§ **Given task**
For this exercise, copy out each line of the material below that includes "time".

§ **Records provided**

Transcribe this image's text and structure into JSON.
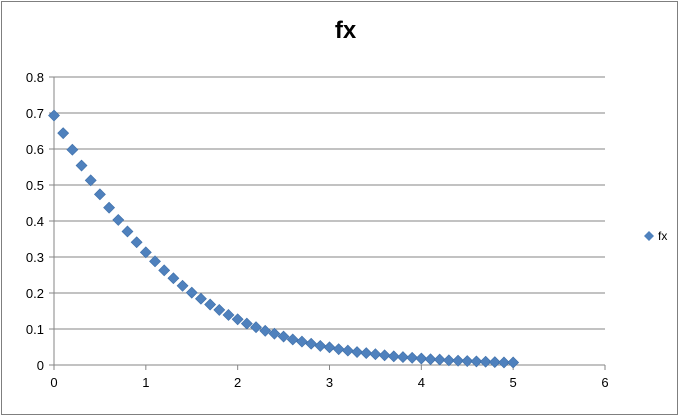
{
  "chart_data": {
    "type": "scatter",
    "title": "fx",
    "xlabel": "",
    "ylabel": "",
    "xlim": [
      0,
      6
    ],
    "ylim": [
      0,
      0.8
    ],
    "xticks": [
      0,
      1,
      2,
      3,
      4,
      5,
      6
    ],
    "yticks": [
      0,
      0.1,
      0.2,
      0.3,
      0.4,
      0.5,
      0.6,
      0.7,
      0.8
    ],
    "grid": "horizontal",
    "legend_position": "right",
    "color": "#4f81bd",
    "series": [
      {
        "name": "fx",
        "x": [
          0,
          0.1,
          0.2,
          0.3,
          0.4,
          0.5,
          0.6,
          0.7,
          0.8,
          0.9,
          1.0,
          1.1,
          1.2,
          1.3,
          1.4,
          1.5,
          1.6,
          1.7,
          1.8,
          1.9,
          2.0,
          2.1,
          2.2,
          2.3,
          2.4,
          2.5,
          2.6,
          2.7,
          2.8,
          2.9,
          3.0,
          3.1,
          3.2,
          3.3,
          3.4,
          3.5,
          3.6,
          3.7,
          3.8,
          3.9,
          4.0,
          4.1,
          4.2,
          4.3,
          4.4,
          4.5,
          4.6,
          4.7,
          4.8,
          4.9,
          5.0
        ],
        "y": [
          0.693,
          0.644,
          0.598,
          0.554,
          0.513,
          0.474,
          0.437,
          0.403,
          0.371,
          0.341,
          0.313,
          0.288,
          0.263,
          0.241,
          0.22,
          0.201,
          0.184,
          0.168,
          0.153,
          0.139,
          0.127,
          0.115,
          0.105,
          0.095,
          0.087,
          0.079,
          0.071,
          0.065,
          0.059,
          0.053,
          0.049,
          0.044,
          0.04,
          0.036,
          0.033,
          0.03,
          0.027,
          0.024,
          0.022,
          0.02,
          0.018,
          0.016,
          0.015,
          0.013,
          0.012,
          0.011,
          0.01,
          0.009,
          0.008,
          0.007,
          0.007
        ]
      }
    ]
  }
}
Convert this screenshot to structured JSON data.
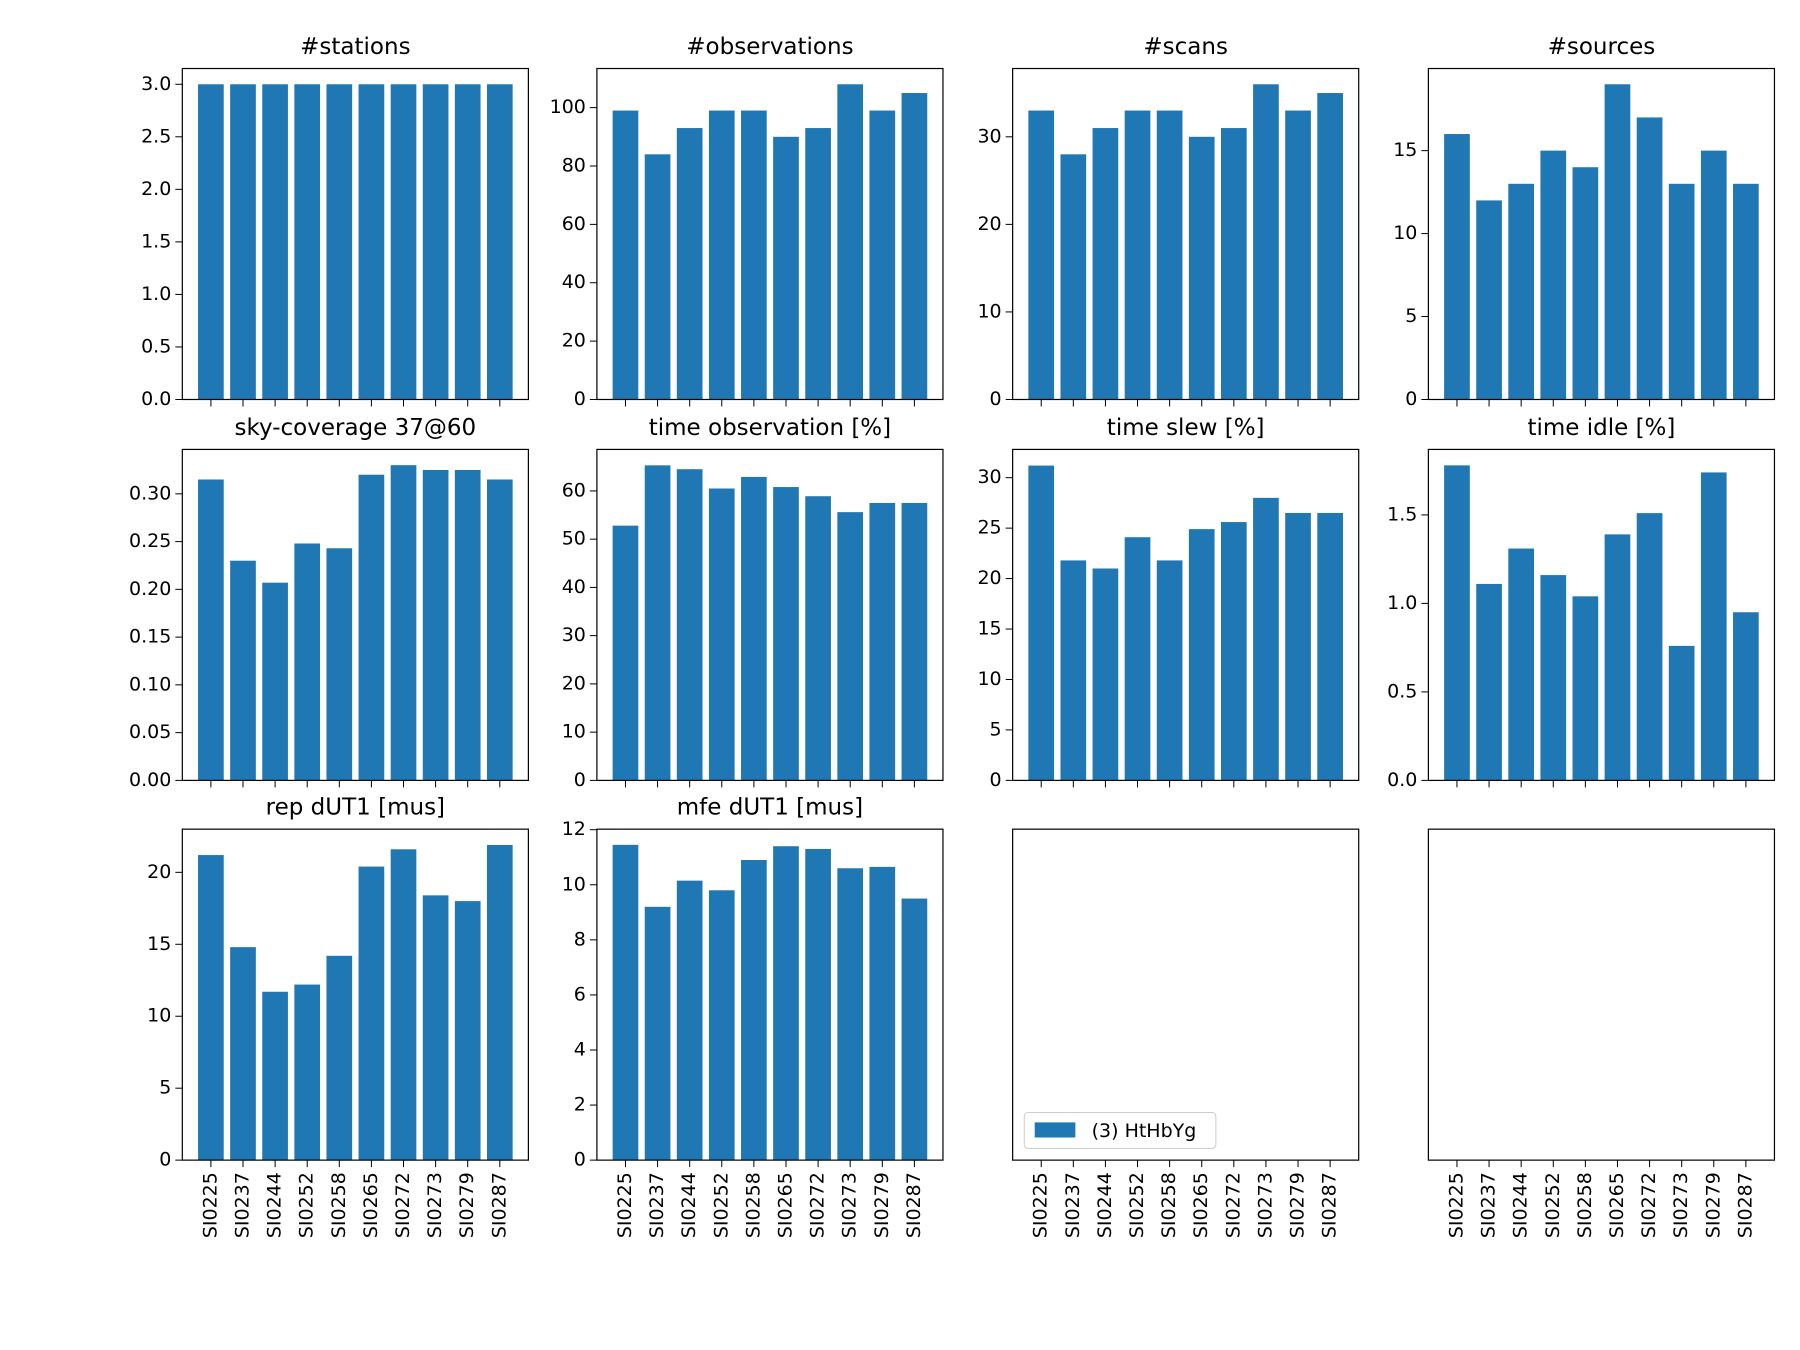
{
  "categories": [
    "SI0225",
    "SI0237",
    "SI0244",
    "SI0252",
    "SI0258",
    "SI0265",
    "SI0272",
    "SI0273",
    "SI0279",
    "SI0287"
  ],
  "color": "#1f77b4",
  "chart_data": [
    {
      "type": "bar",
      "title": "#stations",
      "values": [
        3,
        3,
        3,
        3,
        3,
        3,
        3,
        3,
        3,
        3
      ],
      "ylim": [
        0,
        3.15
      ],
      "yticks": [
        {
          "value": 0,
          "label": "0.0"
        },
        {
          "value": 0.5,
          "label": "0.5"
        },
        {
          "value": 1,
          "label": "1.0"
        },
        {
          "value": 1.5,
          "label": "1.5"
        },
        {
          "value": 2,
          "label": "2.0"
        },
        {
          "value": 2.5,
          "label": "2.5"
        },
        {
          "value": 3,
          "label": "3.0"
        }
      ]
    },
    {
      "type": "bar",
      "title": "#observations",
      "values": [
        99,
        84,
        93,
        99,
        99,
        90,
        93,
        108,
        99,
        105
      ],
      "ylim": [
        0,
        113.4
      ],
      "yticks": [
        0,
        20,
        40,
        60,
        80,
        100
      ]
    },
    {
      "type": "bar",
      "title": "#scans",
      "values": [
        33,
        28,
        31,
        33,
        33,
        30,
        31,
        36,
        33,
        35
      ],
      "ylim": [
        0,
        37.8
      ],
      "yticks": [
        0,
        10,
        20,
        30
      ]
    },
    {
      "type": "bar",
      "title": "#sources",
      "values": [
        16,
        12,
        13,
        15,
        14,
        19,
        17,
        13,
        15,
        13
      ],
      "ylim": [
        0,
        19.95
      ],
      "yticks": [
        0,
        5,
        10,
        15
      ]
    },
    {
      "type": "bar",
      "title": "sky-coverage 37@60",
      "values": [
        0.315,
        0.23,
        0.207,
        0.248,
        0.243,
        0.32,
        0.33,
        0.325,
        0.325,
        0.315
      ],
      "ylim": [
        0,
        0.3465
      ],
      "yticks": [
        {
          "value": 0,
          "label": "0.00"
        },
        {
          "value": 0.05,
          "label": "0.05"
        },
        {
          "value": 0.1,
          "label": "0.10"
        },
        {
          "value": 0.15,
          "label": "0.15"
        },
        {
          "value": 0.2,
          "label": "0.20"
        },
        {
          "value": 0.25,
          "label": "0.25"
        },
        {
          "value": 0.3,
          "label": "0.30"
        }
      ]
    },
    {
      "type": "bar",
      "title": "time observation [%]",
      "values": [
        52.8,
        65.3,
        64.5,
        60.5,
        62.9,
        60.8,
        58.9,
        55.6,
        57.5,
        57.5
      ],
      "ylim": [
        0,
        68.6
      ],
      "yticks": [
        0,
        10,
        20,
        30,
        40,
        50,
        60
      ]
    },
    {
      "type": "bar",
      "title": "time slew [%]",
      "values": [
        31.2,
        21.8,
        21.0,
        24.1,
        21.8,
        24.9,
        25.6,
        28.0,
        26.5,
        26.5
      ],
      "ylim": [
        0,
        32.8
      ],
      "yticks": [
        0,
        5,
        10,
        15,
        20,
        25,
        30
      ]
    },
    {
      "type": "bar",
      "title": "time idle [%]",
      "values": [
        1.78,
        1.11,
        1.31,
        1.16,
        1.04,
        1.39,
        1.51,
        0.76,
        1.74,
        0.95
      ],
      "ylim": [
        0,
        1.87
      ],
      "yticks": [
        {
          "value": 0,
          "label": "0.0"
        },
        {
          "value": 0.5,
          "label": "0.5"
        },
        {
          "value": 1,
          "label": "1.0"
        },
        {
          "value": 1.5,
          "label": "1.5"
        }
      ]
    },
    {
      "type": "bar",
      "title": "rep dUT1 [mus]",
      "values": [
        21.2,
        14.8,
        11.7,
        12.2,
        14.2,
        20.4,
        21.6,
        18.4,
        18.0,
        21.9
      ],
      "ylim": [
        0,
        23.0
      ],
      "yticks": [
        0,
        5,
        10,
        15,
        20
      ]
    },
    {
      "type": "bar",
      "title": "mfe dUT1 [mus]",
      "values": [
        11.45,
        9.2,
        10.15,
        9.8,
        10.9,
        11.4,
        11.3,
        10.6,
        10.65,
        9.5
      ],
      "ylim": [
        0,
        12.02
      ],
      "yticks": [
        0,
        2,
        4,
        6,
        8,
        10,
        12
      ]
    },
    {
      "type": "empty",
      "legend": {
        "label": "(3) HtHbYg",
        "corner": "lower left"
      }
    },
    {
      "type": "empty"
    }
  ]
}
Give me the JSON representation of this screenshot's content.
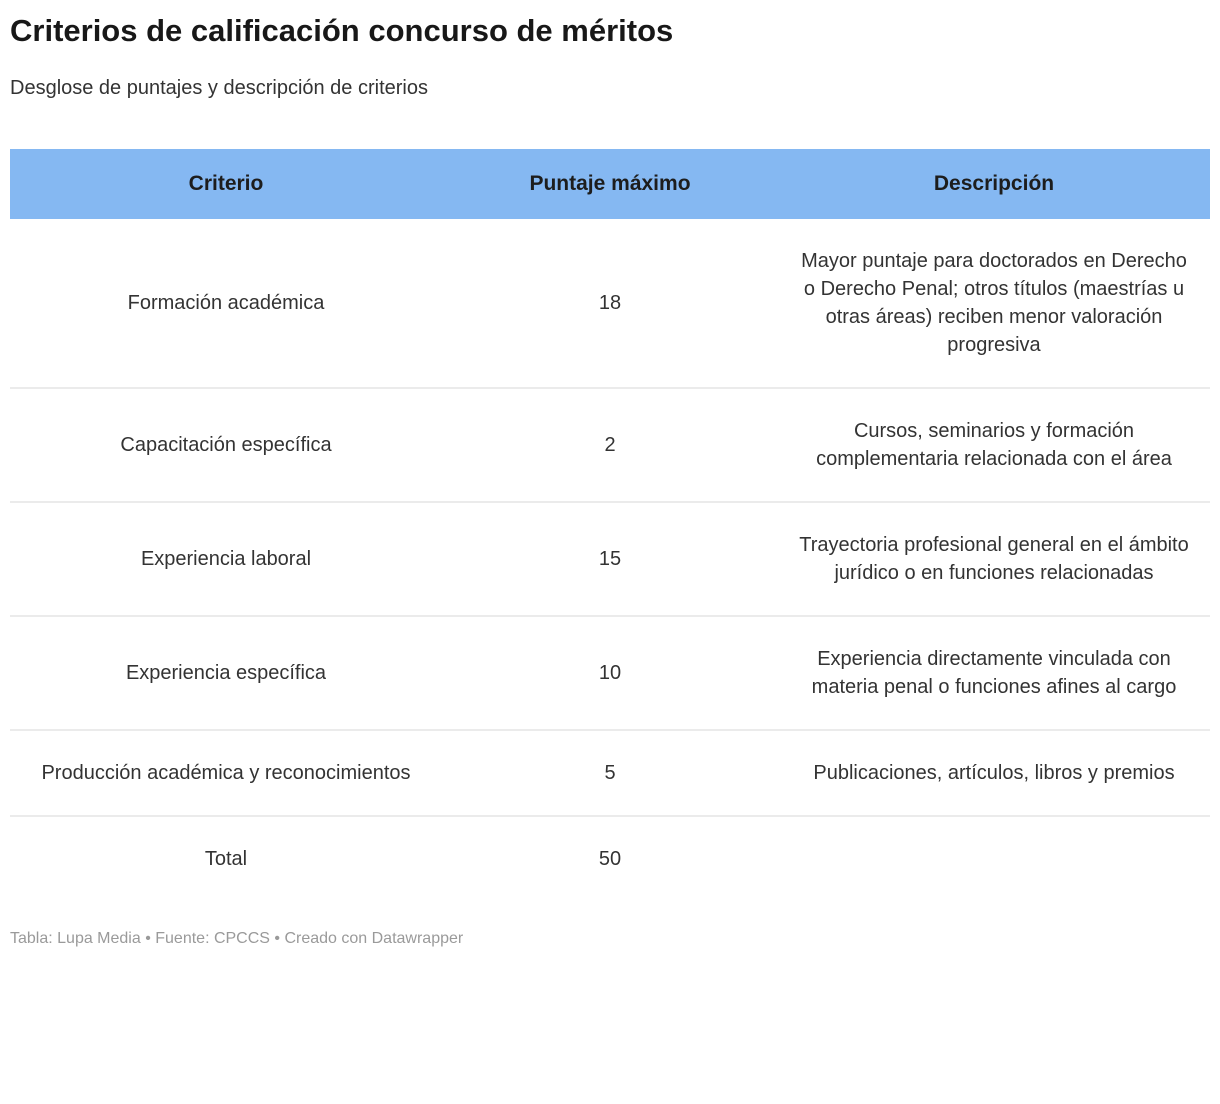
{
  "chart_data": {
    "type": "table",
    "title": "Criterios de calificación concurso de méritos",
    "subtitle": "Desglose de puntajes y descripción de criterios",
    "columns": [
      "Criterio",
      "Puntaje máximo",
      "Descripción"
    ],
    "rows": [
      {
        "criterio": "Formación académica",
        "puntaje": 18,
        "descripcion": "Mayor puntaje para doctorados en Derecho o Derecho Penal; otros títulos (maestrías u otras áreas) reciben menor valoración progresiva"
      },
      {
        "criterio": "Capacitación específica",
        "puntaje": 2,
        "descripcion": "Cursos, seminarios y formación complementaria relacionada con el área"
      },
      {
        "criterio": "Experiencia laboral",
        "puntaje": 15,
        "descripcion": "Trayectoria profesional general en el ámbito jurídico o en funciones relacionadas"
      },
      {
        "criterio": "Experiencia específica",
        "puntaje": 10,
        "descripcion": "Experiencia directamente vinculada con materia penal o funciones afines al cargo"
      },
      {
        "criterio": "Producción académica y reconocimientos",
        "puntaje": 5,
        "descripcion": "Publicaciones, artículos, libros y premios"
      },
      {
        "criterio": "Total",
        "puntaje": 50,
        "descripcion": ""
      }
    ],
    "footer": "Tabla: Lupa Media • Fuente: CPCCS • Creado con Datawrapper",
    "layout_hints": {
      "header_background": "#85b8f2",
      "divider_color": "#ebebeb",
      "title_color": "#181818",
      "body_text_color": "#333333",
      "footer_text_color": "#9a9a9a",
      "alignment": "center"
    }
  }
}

§ **Result below**
      "title": "time observation [%]",
      "title": "time slew [%]",
      "title": "time idle [%]",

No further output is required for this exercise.